───── DATA EXTRACT ─────
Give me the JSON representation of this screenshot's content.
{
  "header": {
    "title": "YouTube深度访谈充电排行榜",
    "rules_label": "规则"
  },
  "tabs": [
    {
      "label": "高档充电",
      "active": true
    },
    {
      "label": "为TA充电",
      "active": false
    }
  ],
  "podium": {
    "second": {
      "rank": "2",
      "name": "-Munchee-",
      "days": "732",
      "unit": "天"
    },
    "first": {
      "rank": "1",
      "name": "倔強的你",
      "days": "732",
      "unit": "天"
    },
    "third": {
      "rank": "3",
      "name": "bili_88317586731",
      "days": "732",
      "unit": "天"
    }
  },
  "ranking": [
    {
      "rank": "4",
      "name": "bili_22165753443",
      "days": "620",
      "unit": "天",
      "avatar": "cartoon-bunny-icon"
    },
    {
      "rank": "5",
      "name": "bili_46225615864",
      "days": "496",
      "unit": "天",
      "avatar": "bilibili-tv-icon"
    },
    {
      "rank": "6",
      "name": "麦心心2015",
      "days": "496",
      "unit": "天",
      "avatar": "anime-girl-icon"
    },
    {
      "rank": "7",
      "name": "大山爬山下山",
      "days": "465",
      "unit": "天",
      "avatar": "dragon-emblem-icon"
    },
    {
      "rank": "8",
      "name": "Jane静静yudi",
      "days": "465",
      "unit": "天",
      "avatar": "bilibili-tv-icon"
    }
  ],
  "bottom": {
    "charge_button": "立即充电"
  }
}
─────
- TASK GOAL
Return the entries above exactly as they appear.

- SOLUTION FOR THIS PROBLEM
Give me the JSON representation of this screenshot's content.
{
  "header": {
    "title": "YouTube深度访谈充电排行榜",
    "rules_label": "规则"
  },
  "tabs": [
    {
      "label": "高档充电",
      "active": true
    },
    {
      "label": "为TA充电",
      "active": false
    }
  ],
  "podium": {
    "second": {
      "rank": "2",
      "name": "-Munchee-",
      "days": "732",
      "unit": "天"
    },
    "first": {
      "rank": "1",
      "name": "倔強的你",
      "days": "732",
      "unit": "天"
    },
    "third": {
      "rank": "3",
      "name": "bili_88317586731",
      "days": "732",
      "unit": "天"
    }
  },
  "ranking": [
    {
      "rank": "4",
      "name": "bili_22165753443",
      "days": "620",
      "unit": "天",
      "avatar": "cartoon-bunny-icon"
    },
    {
      "rank": "5",
      "name": "bili_46225615864",
      "days": "496",
      "unit": "天",
      "avatar": "bilibili-tv-icon"
    },
    {
      "rank": "6",
      "name": "麦心心2015",
      "days": "496",
      "unit": "天",
      "avatar": "anime-girl-icon"
    },
    {
      "rank": "7",
      "name": "大山爬山下山",
      "days": "465",
      "unit": "天",
      "avatar": "dragon-emblem-icon"
    },
    {
      "rank": "8",
      "name": "Jane静静yudi",
      "days": "465",
      "unit": "天",
      "avatar": "bilibili-tv-icon"
    }
  ],
  "bottom": {
    "charge_button": "立即充电"
  }
}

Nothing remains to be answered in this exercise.